** begin Listed entries **

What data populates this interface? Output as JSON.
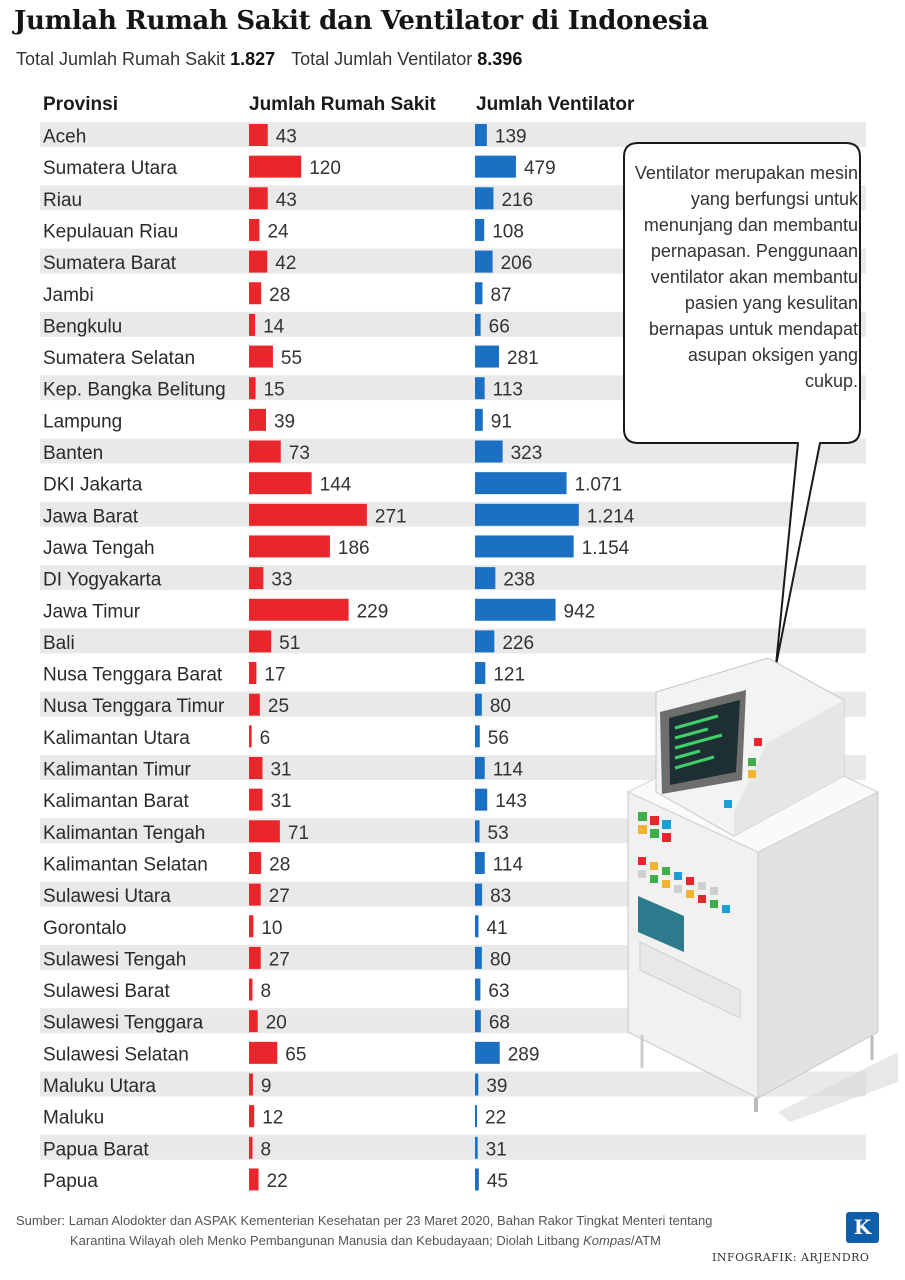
{
  "title": "Jumlah Rumah Sakit dan Ventilator di Indonesia",
  "totals": {
    "hospital_label": "Total Jumlah Rumah Sakit",
    "hospital_value": "1.827",
    "ventilator_label": "Total Jumlah Ventilator",
    "ventilator_value": "8.396"
  },
  "headers": {
    "province": "Provinsi",
    "hospitals": "Jumlah Rumah Sakit",
    "ventilators": "Jumlah Ventilator"
  },
  "callout": "Ventilator merupakan mesin yang berfungsi untuk menunjang dan membantu pernapasan. Penggunaan ventilator akan membantu pasien yang kesulitan bernapas untuk mendapat asupan oksigen yang cukup.",
  "source": {
    "line1": "Sumber: Laman Alodokter dan ASPAK Kementerian Kesehatan per 23 Maret 2020, Bahan Rakor Tingkat Menteri tentang",
    "line2_a": "Karantina Wilayah oleh Menko Pembangunan Manusia dan Kebudayaan; Diolah Litbang ",
    "line2_italic": "Kompas",
    "line2_b": "/ATM"
  },
  "logo_letter": "K",
  "credit": "INFOGRAFIK: ARJENDRO",
  "colors": {
    "hospital_bar": "#e8262b",
    "ventilator_bar": "#1b70c4",
    "row_stripe": "#e9e9e9"
  },
  "chart_data": {
    "type": "bar",
    "categories": [
      "Aceh",
      "Sumatera Utara",
      "Riau",
      "Kepulauan Riau",
      "Sumatera Barat",
      "Jambi",
      "Bengkulu",
      "Sumatera Selatan",
      "Kep. Bangka Belitung",
      "Lampung",
      "Banten",
      "DKI Jakarta",
      "Jawa Barat",
      "Jawa Tengah",
      "DI Yogyakarta",
      "Jawa Timur",
      "Bali",
      "Nusa Tenggara Barat",
      "Nusa Tenggara Timur",
      "Kalimantan Utara",
      "Kalimantan Timur",
      "Kalimantan Barat",
      "Kalimantan Tengah",
      "Kalimantan Selatan",
      "Sulawesi Utara",
      "Gorontalo",
      "Sulawesi Tengah",
      "Sulawesi Barat",
      "Sulawesi Tenggara",
      "Sulawesi Selatan",
      "Maluku Utara",
      "Maluku",
      "Papua Barat",
      "Papua"
    ],
    "series": [
      {
        "name": "Jumlah Rumah Sakit",
        "values": [
          43,
          120,
          43,
          24,
          42,
          28,
          14,
          55,
          15,
          39,
          73,
          144,
          271,
          186,
          33,
          229,
          51,
          17,
          25,
          6,
          31,
          31,
          71,
          28,
          27,
          10,
          27,
          8,
          20,
          65,
          9,
          12,
          8,
          22
        ],
        "labels": [
          "43",
          "120",
          "43",
          "24",
          "42",
          "28",
          "14",
          "55",
          "15",
          "39",
          "73",
          "144",
          "271",
          "186",
          "33",
          "229",
          "51",
          "17",
          "25",
          "6",
          "31",
          "31",
          "71",
          "28",
          "27",
          "10",
          "27",
          "8",
          "20",
          "65",
          "9",
          "12",
          "8",
          "22"
        ]
      },
      {
        "name": "Jumlah Ventilator",
        "values": [
          139,
          479,
          216,
          108,
          206,
          87,
          66,
          281,
          113,
          91,
          323,
          1071,
          1214,
          1154,
          238,
          942,
          226,
          121,
          80,
          56,
          114,
          143,
          53,
          114,
          83,
          41,
          80,
          63,
          68,
          289,
          39,
          22,
          31,
          45
        ],
        "labels": [
          "139",
          "479",
          "216",
          "108",
          "206",
          "87",
          "66",
          "281",
          "113",
          "91",
          "323",
          "1.071",
          "1.214",
          "1.154",
          "238",
          "942",
          "226",
          "121",
          "80",
          "56",
          "114",
          "143",
          "53",
          "114",
          "83",
          "41",
          "80",
          "63",
          "68",
          "289",
          "39",
          "22",
          "31",
          "45"
        ]
      }
    ]
  }
}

** end Listed entries **

#### [Instructions for the task]
Find the lines containing "Barat" and pull them out.

#### [Output of the exercise]
      "Sumatera Barat",
      "Jawa Barat",
      "Nusa Tenggara Barat",
      "Kalimantan Barat",
      "Sulawesi Barat",
      "Papua Barat",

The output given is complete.